What you need to do: Take down each entry exactly as written.

Figure record listings
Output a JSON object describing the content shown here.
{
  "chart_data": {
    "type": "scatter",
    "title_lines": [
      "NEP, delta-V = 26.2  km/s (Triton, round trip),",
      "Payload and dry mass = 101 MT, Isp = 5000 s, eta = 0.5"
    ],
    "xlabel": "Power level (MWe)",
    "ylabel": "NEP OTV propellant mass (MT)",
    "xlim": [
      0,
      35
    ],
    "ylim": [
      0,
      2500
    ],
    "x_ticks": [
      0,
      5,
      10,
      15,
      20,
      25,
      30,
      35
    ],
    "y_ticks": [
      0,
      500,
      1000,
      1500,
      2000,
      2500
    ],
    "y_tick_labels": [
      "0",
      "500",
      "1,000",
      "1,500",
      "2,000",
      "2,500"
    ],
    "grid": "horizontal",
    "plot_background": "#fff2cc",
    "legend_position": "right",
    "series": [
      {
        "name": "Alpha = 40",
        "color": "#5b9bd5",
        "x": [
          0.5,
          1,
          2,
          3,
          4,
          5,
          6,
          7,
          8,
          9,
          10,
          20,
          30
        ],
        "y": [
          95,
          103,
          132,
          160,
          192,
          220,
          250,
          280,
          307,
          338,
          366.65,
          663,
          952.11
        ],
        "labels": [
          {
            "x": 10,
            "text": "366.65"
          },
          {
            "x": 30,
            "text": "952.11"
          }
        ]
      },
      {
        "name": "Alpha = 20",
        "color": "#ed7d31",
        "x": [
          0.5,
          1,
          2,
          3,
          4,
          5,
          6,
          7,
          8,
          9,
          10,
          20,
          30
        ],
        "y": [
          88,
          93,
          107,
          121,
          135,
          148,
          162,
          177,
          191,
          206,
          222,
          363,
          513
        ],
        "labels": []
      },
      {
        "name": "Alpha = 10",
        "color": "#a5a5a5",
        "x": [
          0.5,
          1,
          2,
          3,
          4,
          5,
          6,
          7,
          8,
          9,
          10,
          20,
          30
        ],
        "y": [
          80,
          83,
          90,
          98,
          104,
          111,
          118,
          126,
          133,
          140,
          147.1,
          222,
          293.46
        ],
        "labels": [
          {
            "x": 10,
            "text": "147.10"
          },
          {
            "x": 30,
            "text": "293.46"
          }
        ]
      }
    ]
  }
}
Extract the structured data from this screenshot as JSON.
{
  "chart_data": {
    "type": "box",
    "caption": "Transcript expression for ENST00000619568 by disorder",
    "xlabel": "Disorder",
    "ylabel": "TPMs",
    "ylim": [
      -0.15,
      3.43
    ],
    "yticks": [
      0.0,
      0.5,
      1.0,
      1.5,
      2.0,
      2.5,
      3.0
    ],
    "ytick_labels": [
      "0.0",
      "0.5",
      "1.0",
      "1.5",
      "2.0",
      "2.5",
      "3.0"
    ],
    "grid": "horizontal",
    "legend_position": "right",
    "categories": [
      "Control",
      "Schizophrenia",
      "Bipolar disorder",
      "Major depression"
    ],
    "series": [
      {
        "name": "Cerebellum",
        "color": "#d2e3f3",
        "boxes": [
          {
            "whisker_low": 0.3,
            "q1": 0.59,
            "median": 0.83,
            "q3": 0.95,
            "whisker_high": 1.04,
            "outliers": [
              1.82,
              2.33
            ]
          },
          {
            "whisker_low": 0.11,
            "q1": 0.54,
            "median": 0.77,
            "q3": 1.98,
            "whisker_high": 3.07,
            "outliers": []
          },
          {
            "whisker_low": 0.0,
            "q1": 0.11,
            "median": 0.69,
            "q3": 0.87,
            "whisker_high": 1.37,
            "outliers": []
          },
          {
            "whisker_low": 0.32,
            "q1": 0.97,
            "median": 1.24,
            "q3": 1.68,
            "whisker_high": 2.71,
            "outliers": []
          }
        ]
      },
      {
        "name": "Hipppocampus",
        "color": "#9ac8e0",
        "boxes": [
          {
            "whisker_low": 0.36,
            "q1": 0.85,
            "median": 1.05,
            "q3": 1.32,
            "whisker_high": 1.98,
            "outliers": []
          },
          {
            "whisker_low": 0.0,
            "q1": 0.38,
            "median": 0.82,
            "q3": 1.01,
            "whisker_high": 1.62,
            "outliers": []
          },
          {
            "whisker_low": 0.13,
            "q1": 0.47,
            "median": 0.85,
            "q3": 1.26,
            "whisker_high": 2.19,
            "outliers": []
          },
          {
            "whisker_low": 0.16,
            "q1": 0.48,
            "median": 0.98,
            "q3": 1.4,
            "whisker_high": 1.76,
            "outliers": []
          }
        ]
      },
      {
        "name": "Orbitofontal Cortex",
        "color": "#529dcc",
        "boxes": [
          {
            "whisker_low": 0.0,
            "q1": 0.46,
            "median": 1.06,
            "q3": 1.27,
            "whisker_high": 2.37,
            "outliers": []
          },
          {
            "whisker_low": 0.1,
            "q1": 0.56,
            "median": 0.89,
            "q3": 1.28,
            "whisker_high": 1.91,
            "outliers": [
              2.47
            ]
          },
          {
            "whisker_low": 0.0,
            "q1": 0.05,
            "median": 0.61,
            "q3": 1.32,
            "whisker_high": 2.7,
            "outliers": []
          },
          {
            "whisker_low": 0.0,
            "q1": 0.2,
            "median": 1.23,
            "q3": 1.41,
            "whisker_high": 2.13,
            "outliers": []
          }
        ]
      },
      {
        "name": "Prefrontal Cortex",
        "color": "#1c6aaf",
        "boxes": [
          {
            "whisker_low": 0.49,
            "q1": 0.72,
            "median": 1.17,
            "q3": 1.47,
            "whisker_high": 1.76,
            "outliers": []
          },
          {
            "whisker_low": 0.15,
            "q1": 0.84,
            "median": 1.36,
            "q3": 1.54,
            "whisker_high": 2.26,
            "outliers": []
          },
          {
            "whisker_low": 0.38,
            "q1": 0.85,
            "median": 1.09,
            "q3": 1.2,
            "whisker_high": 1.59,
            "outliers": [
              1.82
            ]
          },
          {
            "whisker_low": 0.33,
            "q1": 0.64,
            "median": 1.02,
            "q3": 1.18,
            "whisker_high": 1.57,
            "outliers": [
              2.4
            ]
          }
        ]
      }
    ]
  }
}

Output below:
Output a JSON object describing the content shown here.
{
  "chart_data": {
    "type": "scatter",
    "title_lines": [
      "NEP, delta-V = 26.2  km/s (Triton, round trip),",
      "Payload and dry mass = 101 MT, Isp = 5000 s, eta = 0.5"
    ],
    "xlabel": "Power level (MWe)",
    "ylabel": "NEP OTV propellant mass (MT)",
    "xlim": [
      0,
      35
    ],
    "ylim": [
      0,
      2500
    ],
    "x_ticks": [
      0,
      5,
      10,
      15,
      20,
      25,
      30,
      35
    ],
    "y_ticks": [
      0,
      500,
      1000,
      1500,
      2000,
      2500
    ],
    "y_tick_labels": [
      "0",
      "500",
      "1,000",
      "1,500",
      "2,000",
      "2,500"
    ],
    "grid": "horizontal",
    "plot_background": "#fff2cc",
    "legend_position": "right",
    "series": [
      {
        "name": "Alpha = 40",
        "color": "#5b9bd5",
        "x": [
          0.5,
          1,
          2,
          3,
          4,
          5,
          6,
          7,
          8,
          9,
          10,
          20,
          30
        ],
        "y": [
          95,
          103,
          132,
          160,
          192,
          220,
          250,
          280,
          307,
          338,
          366.65,
          663,
          952.11
        ],
        "labels": [
          {
            "x": 10,
            "text": "366.65"
          },
          {
            "x": 30,
            "text": "952.11"
          }
        ]
      },
      {
        "name": "Alpha = 20",
        "color": "#ed7d31",
        "x": [
          0.5,
          1,
          2,
          3,
          4,
          5,
          6,
          7,
          8,
          9,
          10,
          20,
          30
        ],
        "y": [
          88,
          93,
          107,
          121,
          135,
          148,
          162,
          177,
          191,
          206,
          222,
          363,
          513
        ],
        "labels": []
      },
      {
        "name": "Alpha = 10",
        "color": "#a5a5a5",
        "x": [
          0.5,
          1,
          2,
          3,
          4,
          5,
          6,
          7,
          8,
          9,
          10,
          20,
          30
        ],
        "y": [
          80,
          83,
          90,
          98,
          104,
          111,
          118,
          126,
          133,
          140,
          147.1,
          222,
          293.46
        ],
        "labels": [
          {
            "x": 10,
            "text": "147.10"
          },
          {
            "x": 30,
            "text": "293.46"
          }
        ]
      }
    ]
  }
}
Extract the structured data from this screenshot as JSON.
{
  "chart_data": {
    "type": "box",
    "caption": "Transcript expression for ENST00000619568 by disorder",
    "xlabel": "Disorder",
    "ylabel": "TPMs",
    "ylim": [
      -0.15,
      3.43
    ],
    "yticks": [
      0.0,
      0.5,
      1.0,
      1.5,
      2.0,
      2.5,
      3.0
    ],
    "ytick_labels": [
      "0.0",
      "0.5",
      "1.0",
      "1.5",
      "2.0",
      "2.5",
      "3.0"
    ],
    "grid": "horizontal",
    "legend_position": "right",
    "categories": [
      "Control",
      "Schizophrenia",
      "Bipolar disorder",
      "Major depression"
    ],
    "series": [
      {
        "name": "Cerebellum",
        "color": "#d2e3f3",
        "boxes": [
          {
            "whisker_low": 0.3,
            "q1": 0.59,
            "median": 0.83,
            "q3": 0.95,
            "whisker_high": 1.04,
            "outliers": [
              1.82,
              2.33
            ]
          },
          {
            "whisker_low": 0.11,
            "q1": 0.54,
            "median": 0.77,
            "q3": 1.98,
            "whisker_high": 3.07,
            "outliers": []
          },
          {
            "whisker_low": 0.0,
            "q1": 0.11,
            "median": 0.69,
            "q3": 0.87,
            "whisker_high": 1.37,
            "outliers": []
          },
          {
            "whisker_low": 0.32,
            "q1": 0.97,
            "median": 1.24,
            "q3": 1.68,
            "whisker_high": 2.71,
            "outliers": []
          }
        ]
      },
      {
        "name": "Hipppocampus",
        "color": "#9ac8e0",
        "boxes": [
          {
            "whisker_low": 0.36,
            "q1": 0.85,
            "median": 1.05,
            "q3": 1.32,
            "whisker_high": 1.98,
            "outliers": []
          },
          {
            "whisker_low": 0.0,
            "q1": 0.38,
            "median": 0.82,
            "q3": 1.01,
            "whisker_high": 1.62,
            "outliers": []
          },
          {
            "whisker_low": 0.13,
            "q1": 0.47,
            "median": 0.85,
            "q3": 1.26,
            "whisker_high": 2.19,
            "outliers": []
          },
          {
            "whisker_low": 0.16,
            "q1": 0.48,
            "median": 0.98,
            "q3": 1.4,
            "whisker_high": 1.76,
            "outliers": []
          }
        ]
      },
      {
        "name": "Orbitofontal Cortex",
        "color": "#529dcc",
        "boxes": [
          {
            "whisker_low": 0.0,
            "q1": 0.46,
            "median": 1.06,
            "q3": 1.27,
            "whisker_high": 2.37,
            "outliers": []
          },
          {
            "whisker_low": 0.1,
            "q1": 0.56,
            "median": 0.89,
            "q3": 1.28,
            "whisker_high": 1.91,
            "outliers": [
              2.47
            ]
          },
          {
            "whisker_low": 0.0,
            "q1": 0.05,
            "median": 0.61,
            "q3": 1.32,
            "whisker_high": 2.7,
            "outliers": []
          },
          {
            "whisker_low": 0.0,
            "q1": 0.2,
            "median": 1.23,
            "q3": 1.41,
            "whisker_high": 2.13,
            "outliers": []
          }
        ]
      },
      {
        "name": "Prefrontal Cortex",
        "color": "#1c6aaf",
        "boxes": [
          {
            "whisker_low": 0.49,
            "q1": 0.72,
            "median": 1.17,
            "q3": 1.47,
            "whisker_high": 1.76,
            "outliers": []
          },
          {
            "whisker_low": 0.15,
            "q1": 0.84,
            "median": 1.36,
            "q3": 1.54,
            "whisker_high": 2.26,
            "outliers": []
          },
          {
            "whisker_low": 0.38,
            "q1": 0.85,
            "median": 1.09,
            "q3": 1.2,
            "whisker_high": 1.59,
            "outliers": [
              1.82
            ]
          },
          {
            "whisker_low": 0.33,
            "q1": 0.64,
            "median": 1.02,
            "q3": 1.18,
            "whisker_high": 1.57,
            "outliers": [
              2.4
            ]
          }
        ]
      }
    ]
  }
}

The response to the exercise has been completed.